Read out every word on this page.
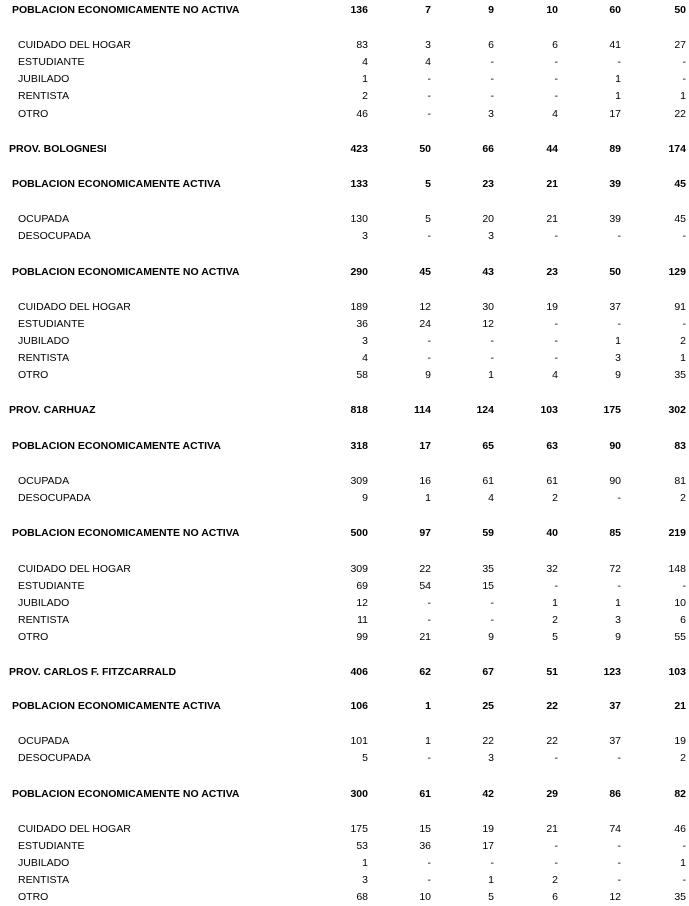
POBLACION ECONOMICAMENTE NO ACTIVA	136	7	9	10	60	50
CUIDADO DEL HOGAR	83	3	6	6	41	27
ESTUDIANTE	4	4	-	-	-	-
JUBILADO	1	-	-	-	1	-
RENTISTA	2	-	-	-	1	1
OTRO	46	-	3	4	17	22
PROV. BOLOGNESI	423	50	66	44	89	174
POBLACION ECONOMICAMENTE ACTIVA	133	5	23	21	39	45
OCUPADA	130	5	20	21	39	45
DESOCUPADA	3	-	3	-	-	-
POBLACION ECONOMICAMENTE NO ACTIVA	290	45	43	23	50	129
CUIDADO DEL HOGAR	189	12	30	19	37	91
ESTUDIANTE	36	24	12	-	-	-
JUBILADO	3	-	-	-	1	2
RENTISTA	4	-	-	-	3	1
OTRO	58	9	1	4	9	35
PROV. CARHUAZ	818	114	124	103	175	302
POBLACION ECONOMICAMENTE ACTIVA	318	17	65	63	90	83
OCUPADA	309	16	61	61	90	81
DESOCUPADA	9	1	4	2	-	2
POBLACION ECONOMICAMENTE NO ACTIVA	500	97	59	40	85	219
CUIDADO DEL HOGAR	309	22	35	32	72	148
ESTUDIANTE	69	54	15	-	-	-
JUBILADO	12	-	-	1	1	10
RENTISTA	11	-	-	2	3	6
OTRO	99	21	9	5	9	55
PROV. CARLOS F. FITZCARRALD	406	62	67	51	123	103
POBLACION ECONOMICAMENTE ACTIVA	106	1	25	22	37	21
OCUPADA	101	1	22	22	37	19
DESOCUPADA	5	-	3	-	-	2
POBLACION ECONOMICAMENTE NO ACTIVA	300	61	42	29	86	82
CUIDADO DEL HOGAR	175	15	19	21	74	46
ESTUDIANTE	53	36	17	-	-	-
JUBILADO	1	-	-	-	-	1
RENTISTA	3	-	1	2	-	-
OTRO	68	10	5	6	12	35
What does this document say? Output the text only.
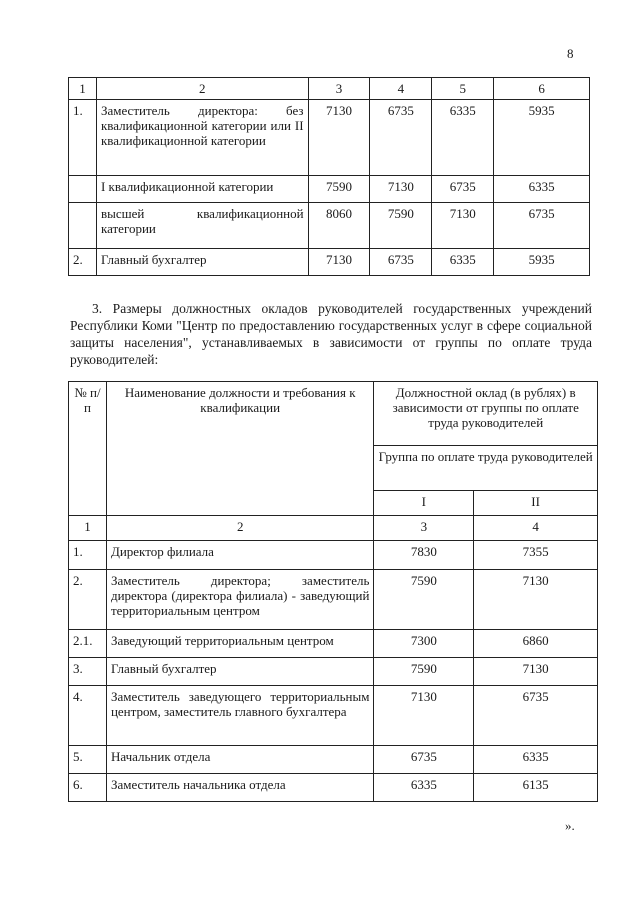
8
1	2	3	4	5	6
1.	Заместитель директора: без квалификационной категории или II квалификационной категории	7130	6735	6335	5935
	I квалификационной категории	7590	7130	6735	6335
	высшей квалификационной категории	8060	7590	7130	6735
2.	Главный бухгалтер	7130	6735	6335	5935
3. Размеры должностных окладов руководителей государственных учреждений Республики Коми "Центр по предоставлению государственных услуг в сфере социальной защиты населения", устанавливаемых в зависимости от группы по оплате труда руководителей:
№ п/п	Наименование должности и требования к квалификации	Должностной оклад (в рублях) в зависимости от группы по оплате труда руководителей	
		Группа по оплате труда руководителей	
		I	II
1	2	3	4
1.	Директор филиала	7830	7355
2.	Заместитель директора; заместитель директора (директора филиала) - заведующий территориальным центром	7590	7130
2.1.	Заведующий территориальным центром	7300	6860
3.	Главный бухгалтер	7590	7130
4.	Заместитель заведующего территориальным центром, заместитель главного бухгалтера	7130	6735
5.	Начальник отдела	6735	6335
6.	Заместитель начальника отдела	6335	6135
».
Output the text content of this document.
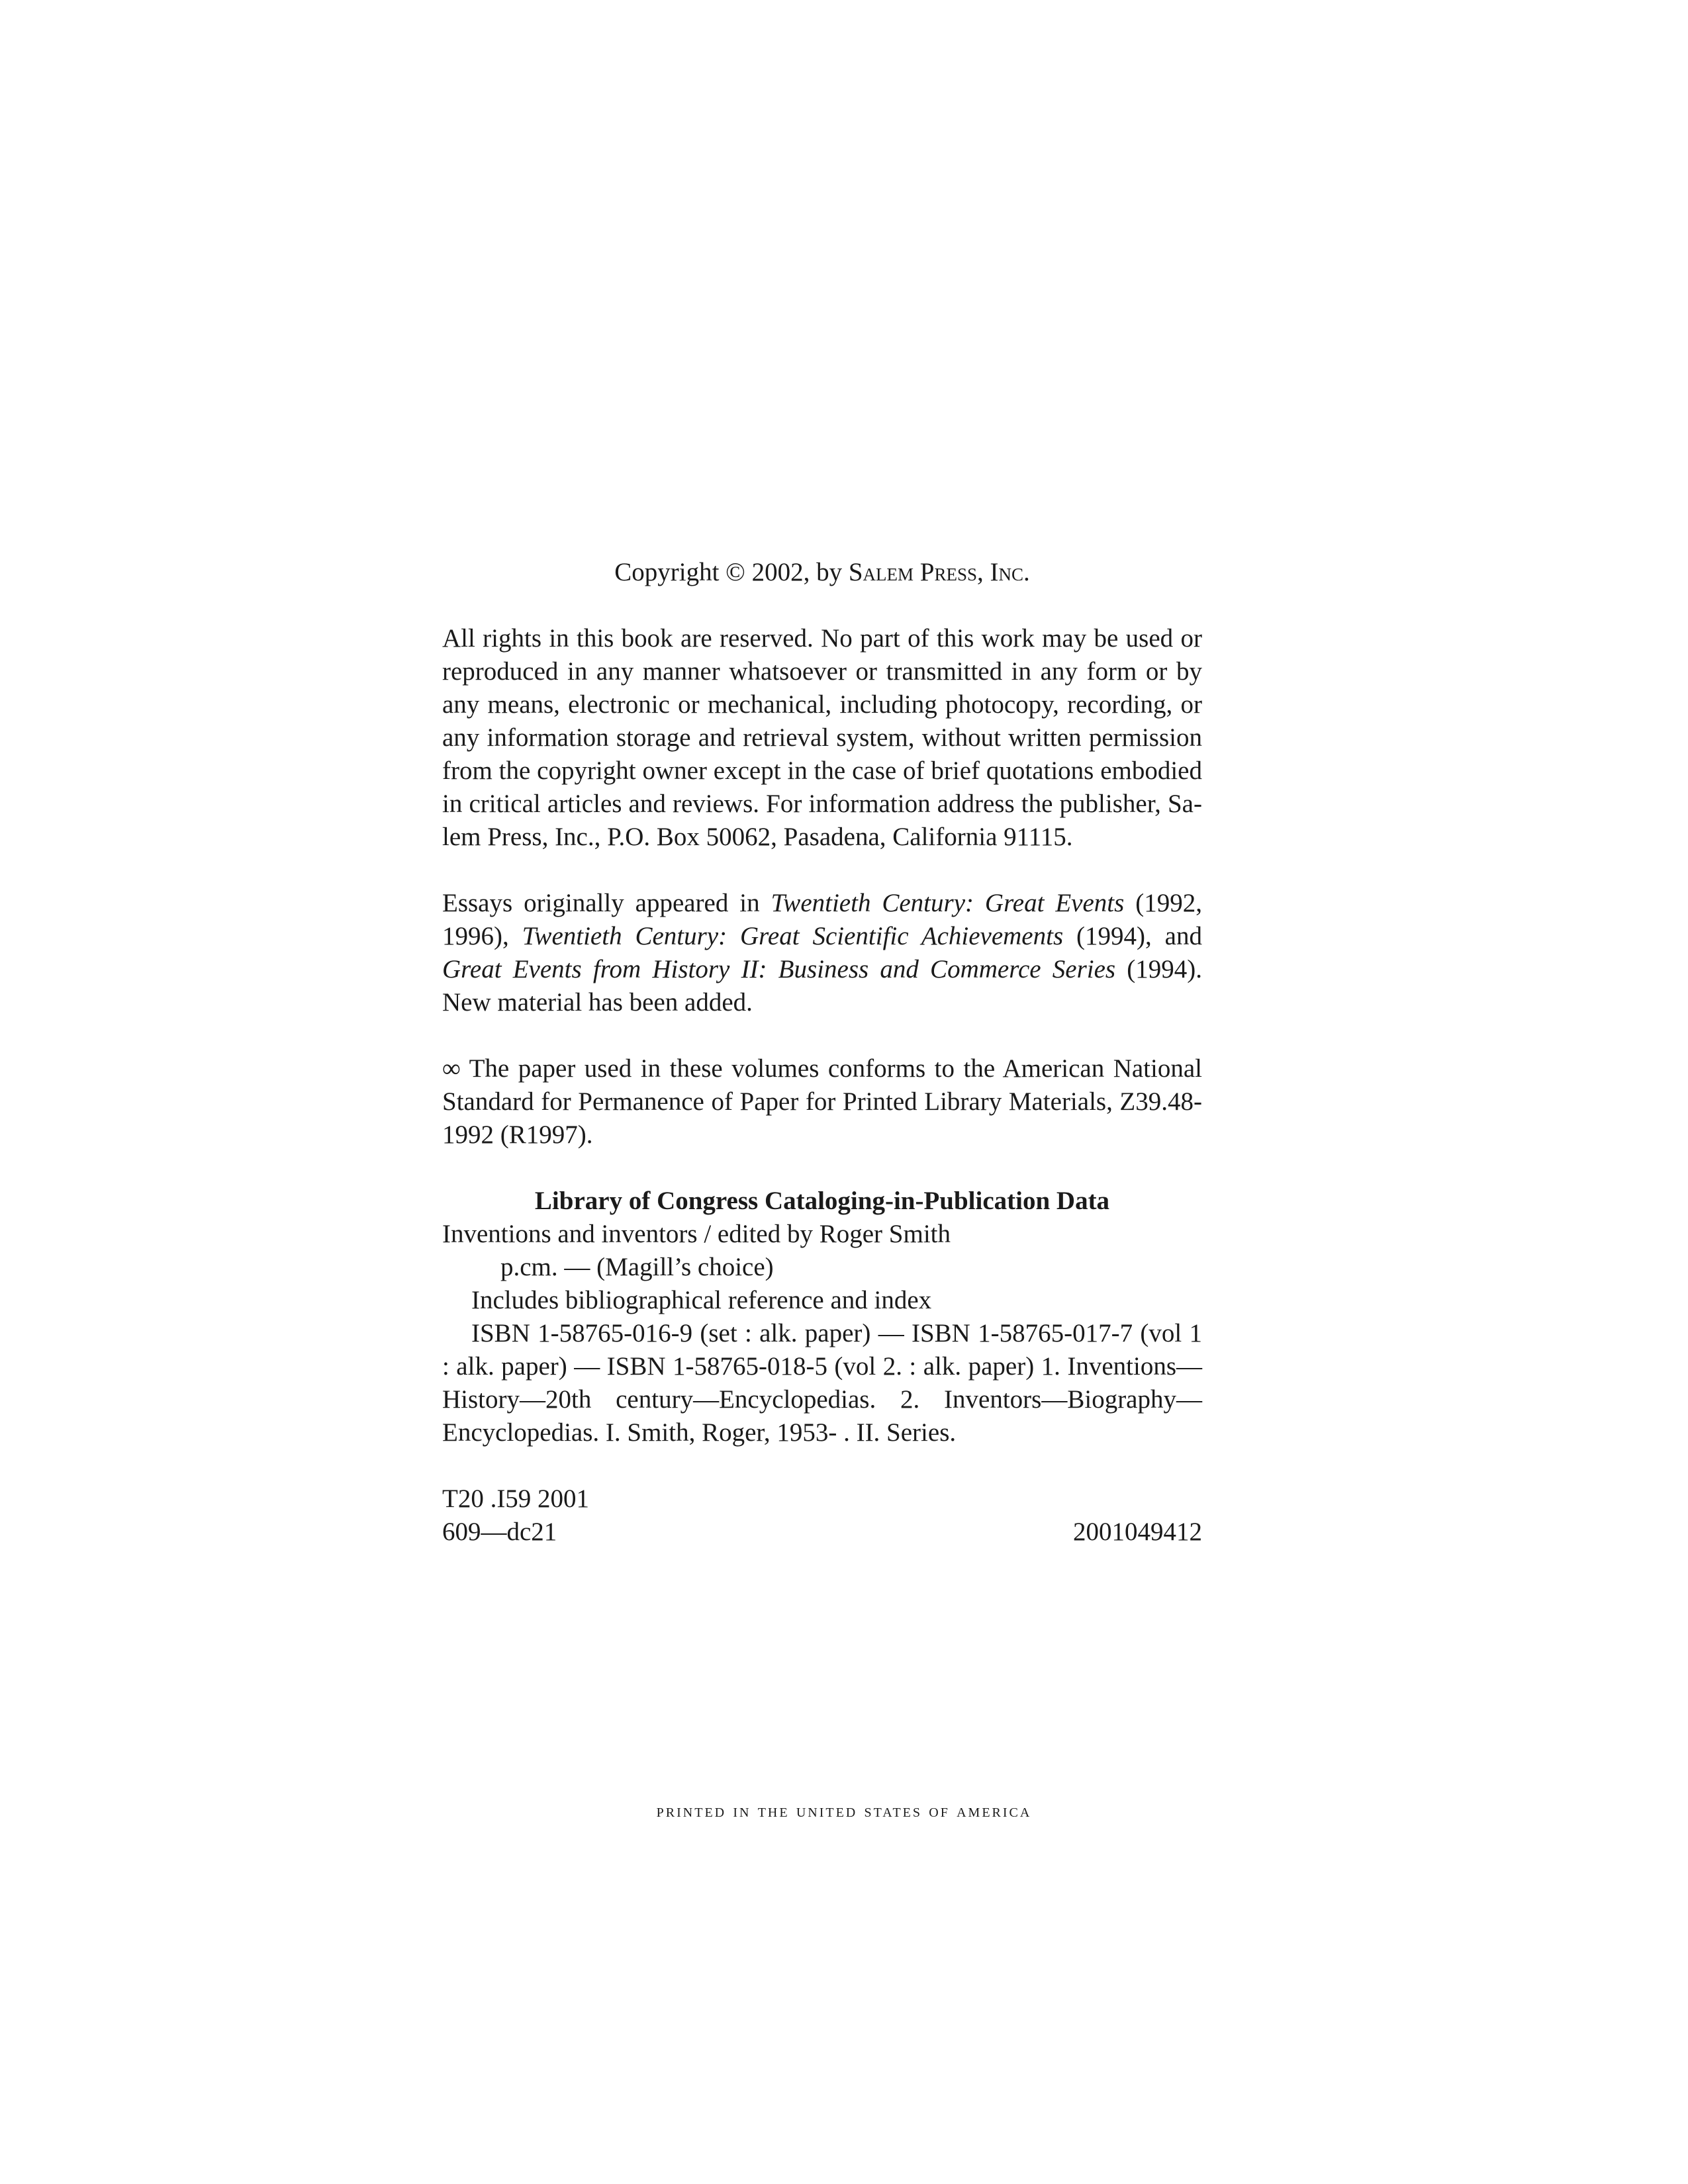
Copyright © 2002, by Salem Press, Inc.

All rights in this book are reserved. No part of this work may be used or reproduced in any manner whatsoever or transmitted in any form or by any means, electronic or mechanical, including photocopy, recording, or any information storage and retrieval system, without written permission from the copyright owner except in the case of brief quotations embodied in critical articles and reviews. For information address the publisher, Salem Press, Inc., P.O. Box 50062, Pasadena, California 91115.

Essays originally appeared in Twentieth Century: Great Events (1992, 1996), Twentieth Century: Great Scientific Achievements (1994), and Great Events from History II: Business and Commerce Series (1994). New material has been added.

∞ The paper used in these volumes conforms to the American National Standard for Permanence of Paper for Printed Library Materials, Z39.48-1992 (R1997).

Library of Congress Cataloging-in-Publication Data

Inventions and inventors / edited by Roger Smith

p.cm. — (Magill’s choice)

Includes bibliographical reference and index

ISBN 1-58765-016-9 (set : alk. paper) — ISBN 1-58765-017-7 (vol 1 : alk. paper) — ISBN 1-58765-018-5 (vol 2. : alk. paper) 1. Inventions—History—20th century—Encyclopedias. 2. Inventors—Biography—Encyclopedias. I. Smith, Roger, 1953- . II. Series.

T20 .I59 2001

609—dc21	2001049412
printed in the united states of america
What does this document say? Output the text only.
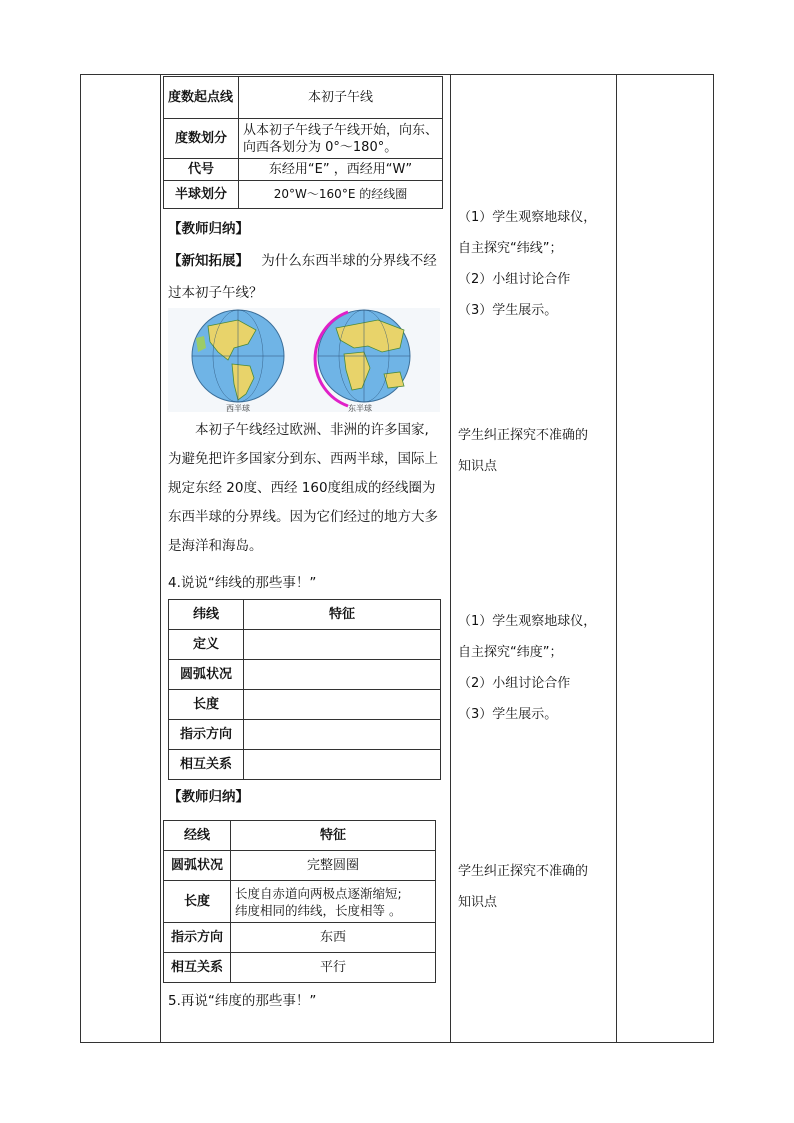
度数起点线	本初子午线
度数划分	从本初子午线子午线开始，向东、向西各划分为 0°～180°。
代号	东经用“E” ，西经用“W”
半球划分	20°W～160°E 的经线圈
【教师归纳】
【新知拓展】 为什么东西半球的分界线不经
过本初子午线？
西半球	东半球

本初子午线经过欧洲、非洲的许多国家,

为避免把许多国家分到东、西两半球，国际上

规定东经 20度、西经 160度组成的经线圈为

东西半球的分界线。因为它们经过的地方大多

是海洋和海岛。

4.说说“纬线的那些事！”
纬线	特征
定义	
圆弧状况	
长度	
指示方向	
相互关系	
【教师归纳】
经线	特征
圆弧状况	完整圆圈
长度	长度自赤道向两极点逐渐缩短;
纬度相同的纬线，长度相等 。

指示方向	东西
相互关系	平行
5.再说“纬度的那些事！”

（1）学生观察地球仪，

自主探究“纬线”；

（2）小组讨论合作

（3）学生展示。

学生纠正探究不准确的

知识点

（1）学生观察地球仪，

自主探究“纬度”；

（2）小组讨论合作

（3）学生展示。

学生纠正探究不准确的

知识点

┄┄┄┄┄┄

● **WHAT YOU HAVE TO DO**: Filter the records, keeping only lines that contain "категории", and show those lines.

● **SOLUTION FOR THIS PROBLEM**:
1.	Заместитель директора: без квалификационной категории или II квалификационной категории	7130	6735	6335	5935
	I квалификационной категории	7590	7130	6735	6335
	высшей квалификационной категории	8060	7590	7130	6735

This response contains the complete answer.